■ Work required ■
Pull every line of the entries that has the word "user".

■ Provided entries ■
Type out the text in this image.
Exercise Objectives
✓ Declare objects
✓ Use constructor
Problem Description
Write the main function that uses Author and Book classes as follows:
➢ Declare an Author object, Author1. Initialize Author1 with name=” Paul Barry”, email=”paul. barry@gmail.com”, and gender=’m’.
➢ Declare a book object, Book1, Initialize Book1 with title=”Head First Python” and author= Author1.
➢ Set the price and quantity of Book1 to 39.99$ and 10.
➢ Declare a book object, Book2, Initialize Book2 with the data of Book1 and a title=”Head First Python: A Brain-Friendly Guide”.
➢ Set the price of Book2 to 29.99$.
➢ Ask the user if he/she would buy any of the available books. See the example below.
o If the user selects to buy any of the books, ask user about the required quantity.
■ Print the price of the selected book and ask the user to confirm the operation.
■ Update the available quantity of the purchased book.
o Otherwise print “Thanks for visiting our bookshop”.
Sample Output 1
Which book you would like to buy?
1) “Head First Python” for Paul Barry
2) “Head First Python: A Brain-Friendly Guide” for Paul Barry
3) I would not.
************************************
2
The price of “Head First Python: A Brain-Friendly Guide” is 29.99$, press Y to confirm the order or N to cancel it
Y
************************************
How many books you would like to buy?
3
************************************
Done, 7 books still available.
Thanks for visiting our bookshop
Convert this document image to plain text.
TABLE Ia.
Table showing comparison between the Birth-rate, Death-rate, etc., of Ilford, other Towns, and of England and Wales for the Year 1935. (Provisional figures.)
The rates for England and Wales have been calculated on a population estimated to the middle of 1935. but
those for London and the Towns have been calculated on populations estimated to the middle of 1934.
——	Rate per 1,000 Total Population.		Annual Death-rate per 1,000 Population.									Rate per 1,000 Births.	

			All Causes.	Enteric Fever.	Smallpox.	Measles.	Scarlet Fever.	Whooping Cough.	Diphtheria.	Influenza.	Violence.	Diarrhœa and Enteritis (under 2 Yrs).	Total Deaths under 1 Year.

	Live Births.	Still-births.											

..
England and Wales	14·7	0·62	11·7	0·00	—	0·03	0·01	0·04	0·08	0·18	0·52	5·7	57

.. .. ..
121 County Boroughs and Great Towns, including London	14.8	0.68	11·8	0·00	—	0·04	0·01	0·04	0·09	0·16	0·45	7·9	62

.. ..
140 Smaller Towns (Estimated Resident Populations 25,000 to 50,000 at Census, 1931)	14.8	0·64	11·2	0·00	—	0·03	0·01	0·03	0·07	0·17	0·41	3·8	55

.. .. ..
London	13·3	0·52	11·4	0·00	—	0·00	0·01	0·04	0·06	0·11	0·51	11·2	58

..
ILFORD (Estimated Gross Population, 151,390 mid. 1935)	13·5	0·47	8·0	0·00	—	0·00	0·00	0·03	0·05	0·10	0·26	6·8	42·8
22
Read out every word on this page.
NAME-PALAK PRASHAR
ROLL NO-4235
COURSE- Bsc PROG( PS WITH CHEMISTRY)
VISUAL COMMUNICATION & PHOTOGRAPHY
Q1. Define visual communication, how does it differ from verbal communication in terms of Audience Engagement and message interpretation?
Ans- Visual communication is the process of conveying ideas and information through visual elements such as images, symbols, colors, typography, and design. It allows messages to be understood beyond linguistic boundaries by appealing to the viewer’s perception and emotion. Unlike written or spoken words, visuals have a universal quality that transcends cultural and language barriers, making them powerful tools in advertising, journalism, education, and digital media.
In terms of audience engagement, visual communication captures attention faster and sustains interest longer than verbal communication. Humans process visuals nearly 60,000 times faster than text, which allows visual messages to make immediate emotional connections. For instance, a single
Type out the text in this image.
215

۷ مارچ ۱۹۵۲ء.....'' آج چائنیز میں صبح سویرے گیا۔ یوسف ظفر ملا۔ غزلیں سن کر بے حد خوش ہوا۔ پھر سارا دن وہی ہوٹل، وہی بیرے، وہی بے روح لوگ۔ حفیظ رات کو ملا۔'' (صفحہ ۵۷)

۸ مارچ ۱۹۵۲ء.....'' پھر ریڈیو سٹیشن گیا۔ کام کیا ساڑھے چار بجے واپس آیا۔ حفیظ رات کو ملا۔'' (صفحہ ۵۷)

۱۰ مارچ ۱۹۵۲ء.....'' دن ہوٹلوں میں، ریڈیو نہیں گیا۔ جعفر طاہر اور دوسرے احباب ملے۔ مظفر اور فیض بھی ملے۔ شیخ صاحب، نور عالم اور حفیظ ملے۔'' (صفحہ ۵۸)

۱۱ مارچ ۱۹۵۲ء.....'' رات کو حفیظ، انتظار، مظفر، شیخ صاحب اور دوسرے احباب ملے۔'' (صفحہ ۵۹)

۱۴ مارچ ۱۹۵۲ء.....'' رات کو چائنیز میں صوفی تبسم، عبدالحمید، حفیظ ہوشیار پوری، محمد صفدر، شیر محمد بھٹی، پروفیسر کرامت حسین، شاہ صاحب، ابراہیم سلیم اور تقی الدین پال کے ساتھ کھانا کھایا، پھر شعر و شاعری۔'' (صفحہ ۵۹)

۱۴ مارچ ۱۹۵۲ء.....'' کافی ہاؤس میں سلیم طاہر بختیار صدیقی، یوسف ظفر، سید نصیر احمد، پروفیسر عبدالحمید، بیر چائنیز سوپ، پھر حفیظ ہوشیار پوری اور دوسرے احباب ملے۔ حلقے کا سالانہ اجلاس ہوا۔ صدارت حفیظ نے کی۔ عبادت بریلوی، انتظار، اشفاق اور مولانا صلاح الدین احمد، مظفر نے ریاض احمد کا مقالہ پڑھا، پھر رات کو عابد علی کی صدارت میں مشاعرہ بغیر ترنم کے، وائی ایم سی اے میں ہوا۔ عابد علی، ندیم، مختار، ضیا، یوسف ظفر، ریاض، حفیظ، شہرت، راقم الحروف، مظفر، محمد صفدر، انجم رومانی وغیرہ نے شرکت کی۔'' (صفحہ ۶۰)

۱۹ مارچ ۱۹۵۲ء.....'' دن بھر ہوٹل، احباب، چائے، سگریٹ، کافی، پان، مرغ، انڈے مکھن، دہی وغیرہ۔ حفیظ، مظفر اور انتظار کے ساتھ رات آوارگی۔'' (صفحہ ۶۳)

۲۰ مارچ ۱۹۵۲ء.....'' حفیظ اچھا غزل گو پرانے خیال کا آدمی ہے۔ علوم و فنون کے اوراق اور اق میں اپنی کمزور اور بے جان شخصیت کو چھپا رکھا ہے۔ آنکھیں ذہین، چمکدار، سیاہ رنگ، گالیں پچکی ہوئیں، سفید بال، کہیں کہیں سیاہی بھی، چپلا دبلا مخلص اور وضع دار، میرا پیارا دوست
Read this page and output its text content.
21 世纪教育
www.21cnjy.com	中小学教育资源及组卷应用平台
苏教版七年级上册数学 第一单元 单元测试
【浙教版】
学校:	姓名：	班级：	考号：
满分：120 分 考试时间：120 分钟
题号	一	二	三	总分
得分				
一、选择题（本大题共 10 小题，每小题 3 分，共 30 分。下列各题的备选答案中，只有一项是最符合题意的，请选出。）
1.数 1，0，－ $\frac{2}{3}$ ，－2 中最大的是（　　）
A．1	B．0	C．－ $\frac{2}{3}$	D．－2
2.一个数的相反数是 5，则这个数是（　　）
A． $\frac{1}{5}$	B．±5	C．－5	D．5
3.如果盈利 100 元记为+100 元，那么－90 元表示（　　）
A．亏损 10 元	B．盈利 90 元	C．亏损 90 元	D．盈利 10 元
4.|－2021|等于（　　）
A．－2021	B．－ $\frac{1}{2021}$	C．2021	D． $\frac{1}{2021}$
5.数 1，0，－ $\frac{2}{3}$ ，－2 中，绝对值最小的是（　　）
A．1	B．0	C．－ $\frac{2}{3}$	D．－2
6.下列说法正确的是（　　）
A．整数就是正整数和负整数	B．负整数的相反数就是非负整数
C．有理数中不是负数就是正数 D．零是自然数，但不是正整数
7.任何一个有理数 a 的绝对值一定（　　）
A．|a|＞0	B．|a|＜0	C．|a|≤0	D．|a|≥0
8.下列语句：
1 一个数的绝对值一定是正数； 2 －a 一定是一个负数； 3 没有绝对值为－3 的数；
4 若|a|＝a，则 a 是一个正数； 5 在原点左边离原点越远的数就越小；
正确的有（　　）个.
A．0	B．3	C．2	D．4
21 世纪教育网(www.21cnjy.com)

■ Written reply ■
➢ Ask the user if he/she would buy any of the available books. See the example below.
o If the user selects to buy any of the books, ask user about the required quantity.
■ Print the price of the selected book and ask the user to confirm the operation.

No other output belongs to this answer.